(begin)

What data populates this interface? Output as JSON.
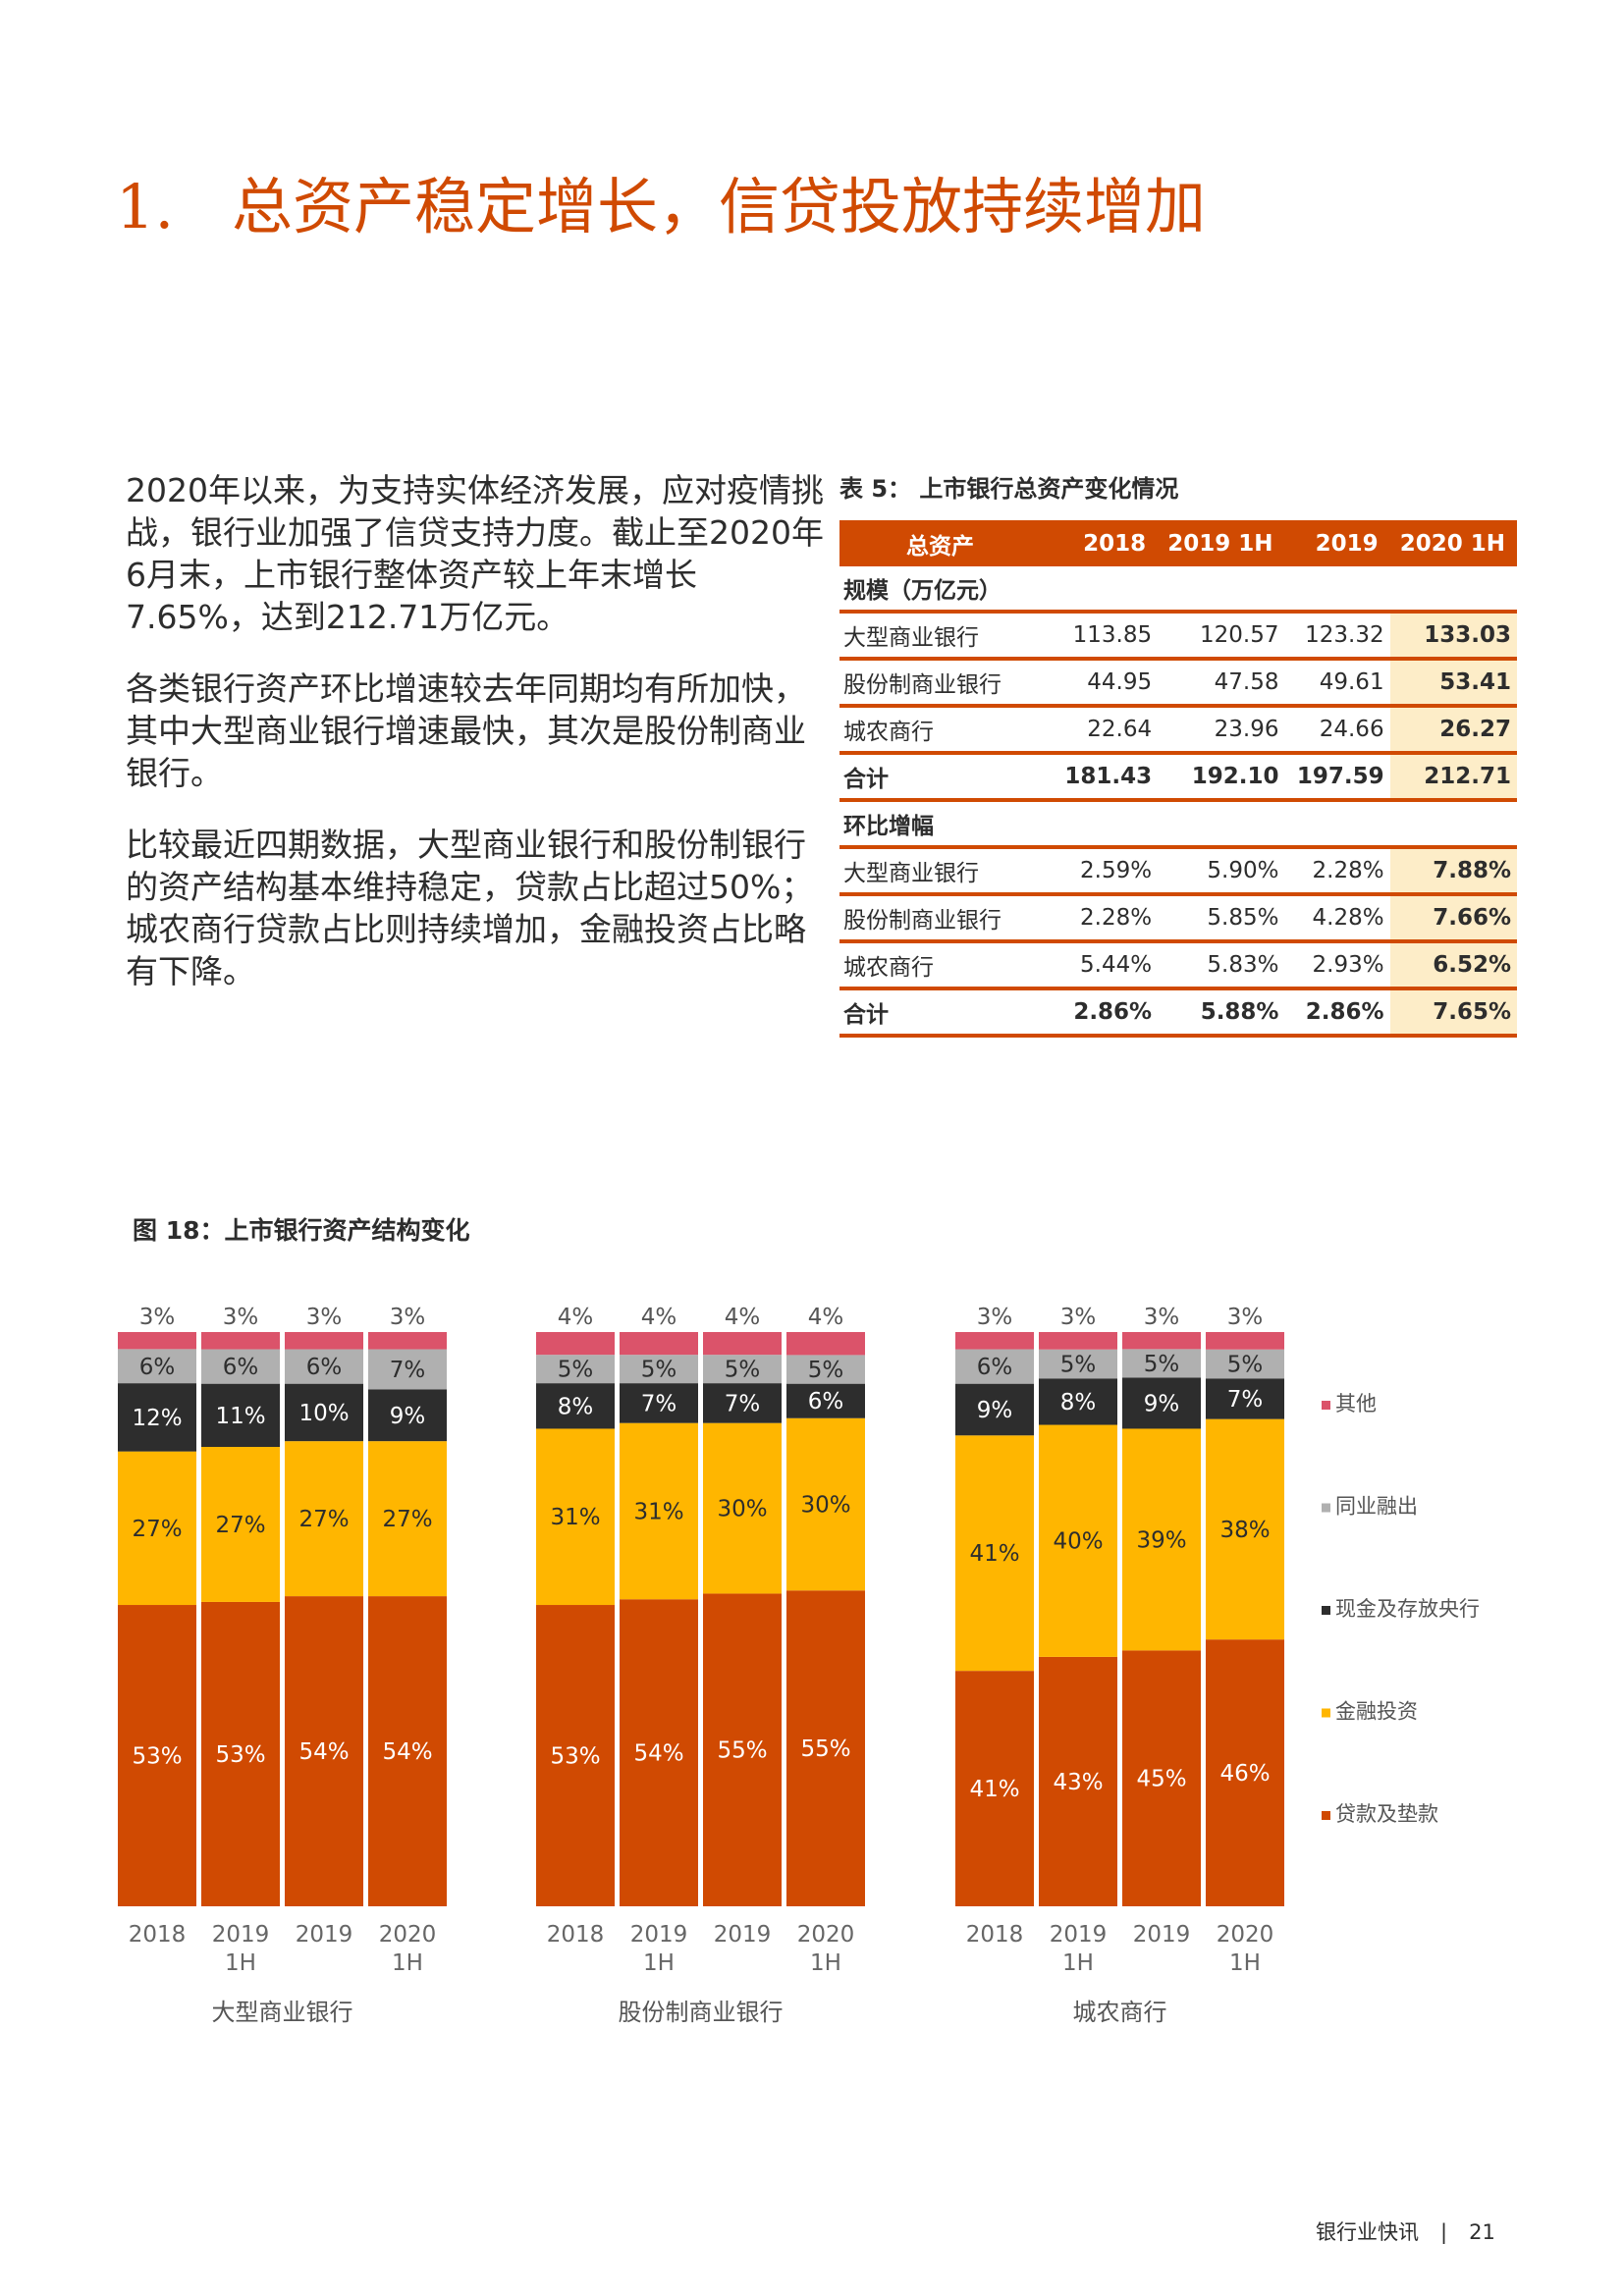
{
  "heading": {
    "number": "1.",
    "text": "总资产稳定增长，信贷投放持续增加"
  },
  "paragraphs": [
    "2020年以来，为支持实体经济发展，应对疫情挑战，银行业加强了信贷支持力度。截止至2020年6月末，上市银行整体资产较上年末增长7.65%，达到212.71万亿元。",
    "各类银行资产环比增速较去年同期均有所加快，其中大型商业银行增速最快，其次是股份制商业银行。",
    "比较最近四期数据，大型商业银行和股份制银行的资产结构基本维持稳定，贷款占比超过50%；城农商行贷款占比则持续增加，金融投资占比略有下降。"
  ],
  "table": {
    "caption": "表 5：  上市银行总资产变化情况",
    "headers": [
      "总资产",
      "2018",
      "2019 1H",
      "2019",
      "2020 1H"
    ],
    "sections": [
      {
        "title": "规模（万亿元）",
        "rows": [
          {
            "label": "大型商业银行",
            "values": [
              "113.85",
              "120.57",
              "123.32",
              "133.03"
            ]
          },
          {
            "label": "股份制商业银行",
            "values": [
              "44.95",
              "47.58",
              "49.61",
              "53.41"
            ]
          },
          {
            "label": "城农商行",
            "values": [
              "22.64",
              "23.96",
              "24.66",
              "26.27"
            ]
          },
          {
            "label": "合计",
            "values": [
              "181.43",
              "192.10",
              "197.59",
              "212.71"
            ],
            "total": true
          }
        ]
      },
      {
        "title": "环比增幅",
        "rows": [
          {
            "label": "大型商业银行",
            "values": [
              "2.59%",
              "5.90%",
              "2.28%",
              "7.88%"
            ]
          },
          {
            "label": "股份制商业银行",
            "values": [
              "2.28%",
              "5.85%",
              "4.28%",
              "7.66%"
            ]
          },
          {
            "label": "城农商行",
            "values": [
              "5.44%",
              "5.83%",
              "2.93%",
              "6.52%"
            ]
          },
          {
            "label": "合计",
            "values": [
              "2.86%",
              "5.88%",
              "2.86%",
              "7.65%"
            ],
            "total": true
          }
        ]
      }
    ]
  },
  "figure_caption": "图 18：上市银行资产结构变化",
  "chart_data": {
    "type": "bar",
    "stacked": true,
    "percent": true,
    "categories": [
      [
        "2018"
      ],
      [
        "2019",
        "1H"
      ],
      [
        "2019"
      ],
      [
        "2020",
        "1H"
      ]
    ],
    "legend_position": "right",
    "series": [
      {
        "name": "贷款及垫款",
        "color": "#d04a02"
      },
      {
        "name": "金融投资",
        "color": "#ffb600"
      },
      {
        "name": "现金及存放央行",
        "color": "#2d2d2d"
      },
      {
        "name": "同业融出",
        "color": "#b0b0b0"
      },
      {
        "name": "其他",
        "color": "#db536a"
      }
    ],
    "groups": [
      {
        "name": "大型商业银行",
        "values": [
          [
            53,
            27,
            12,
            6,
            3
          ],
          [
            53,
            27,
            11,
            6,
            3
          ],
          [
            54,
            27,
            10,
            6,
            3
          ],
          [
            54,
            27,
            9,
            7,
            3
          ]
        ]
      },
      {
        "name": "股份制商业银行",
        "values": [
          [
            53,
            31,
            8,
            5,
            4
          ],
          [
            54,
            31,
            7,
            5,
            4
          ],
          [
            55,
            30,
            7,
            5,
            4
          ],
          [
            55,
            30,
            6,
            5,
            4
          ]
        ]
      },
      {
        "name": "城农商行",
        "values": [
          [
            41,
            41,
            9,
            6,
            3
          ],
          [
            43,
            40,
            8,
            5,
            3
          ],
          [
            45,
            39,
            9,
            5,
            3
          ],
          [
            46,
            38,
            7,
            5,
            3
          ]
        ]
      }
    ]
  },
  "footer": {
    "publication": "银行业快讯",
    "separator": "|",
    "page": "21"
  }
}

(end)

Without the pictures, repeat all the records word for word.

What data populates this interface? Output as JSON.
{
  "heading": {
    "number": "1.",
    "text": "总资产稳定增长，信贷投放持续增加"
  },
  "paragraphs": [
    "2020年以来，为支持实体经济发展，应对疫情挑战，银行业加强了信贷支持力度。截止至2020年6月末，上市银行整体资产较上年末增长7.65%，达到212.71万亿元。",
    "各类银行资产环比增速较去年同期均有所加快，其中大型商业银行增速最快，其次是股份制商业银行。",
    "比较最近四期数据，大型商业银行和股份制银行的资产结构基本维持稳定，贷款占比超过50%；城农商行贷款占比则持续增加，金融投资占比略有下降。"
  ],
  "table": {
    "caption": "表 5：  上市银行总资产变化情况",
    "headers": [
      "总资产",
      "2018",
      "2019 1H",
      "2019",
      "2020 1H"
    ],
    "sections": [
      {
        "title": "规模（万亿元）",
        "rows": [
          {
            "label": "大型商业银行",
            "values": [
              "113.85",
              "120.57",
              "123.32",
              "133.03"
            ]
          },
          {
            "label": "股份制商业银行",
            "values": [
              "44.95",
              "47.58",
              "49.61",
              "53.41"
            ]
          },
          {
            "label": "城农商行",
            "values": [
              "22.64",
              "23.96",
              "24.66",
              "26.27"
            ]
          },
          {
            "label": "合计",
            "values": [
              "181.43",
              "192.10",
              "197.59",
              "212.71"
            ],
            "total": true
          }
        ]
      },
      {
        "title": "环比增幅",
        "rows": [
          {
            "label": "大型商业银行",
            "values": [
              "2.59%",
              "5.90%",
              "2.28%",
              "7.88%"
            ]
          },
          {
            "label": "股份制商业银行",
            "values": [
              "2.28%",
              "5.85%",
              "4.28%",
              "7.66%"
            ]
          },
          {
            "label": "城农商行",
            "values": [
              "5.44%",
              "5.83%",
              "2.93%",
              "6.52%"
            ]
          },
          {
            "label": "合计",
            "values": [
              "2.86%",
              "5.88%",
              "2.86%",
              "7.65%"
            ],
            "total": true
          }
        ]
      }
    ]
  },
  "figure_caption": "图 18：上市银行资产结构变化",
  "chart_data": {
    "type": "bar",
    "stacked": true,
    "percent": true,
    "categories": [
      [
        "2018"
      ],
      [
        "2019",
        "1H"
      ],
      [
        "2019"
      ],
      [
        "2020",
        "1H"
      ]
    ],
    "legend_position": "right",
    "series": [
      {
        "name": "贷款及垫款",
        "color": "#d04a02"
      },
      {
        "name": "金融投资",
        "color": "#ffb600"
      },
      {
        "name": "现金及存放央行",
        "color": "#2d2d2d"
      },
      {
        "name": "同业融出",
        "color": "#b0b0b0"
      },
      {
        "name": "其他",
        "color": "#db536a"
      }
    ],
    "groups": [
      {
        "name": "大型商业银行",
        "values": [
          [
            53,
            27,
            12,
            6,
            3
          ],
          [
            53,
            27,
            11,
            6,
            3
          ],
          [
            54,
            27,
            10,
            6,
            3
          ],
          [
            54,
            27,
            9,
            7,
            3
          ]
        ]
      },
      {
        "name": "股份制商业银行",
        "values": [
          [
            53,
            31,
            8,
            5,
            4
          ],
          [
            54,
            31,
            7,
            5,
            4
          ],
          [
            55,
            30,
            7,
            5,
            4
          ],
          [
            55,
            30,
            6,
            5,
            4
          ]
        ]
      },
      {
        "name": "城农商行",
        "values": [
          [
            41,
            41,
            9,
            6,
            3
          ],
          [
            43,
            40,
            8,
            5,
            3
          ],
          [
            45,
            39,
            9,
            5,
            3
          ],
          [
            46,
            38,
            7,
            5,
            3
          ]
        ]
      }
    ]
  },
  "footer": {
    "publication": "银行业快讯",
    "separator": "|",
    "page": "21"
  }
}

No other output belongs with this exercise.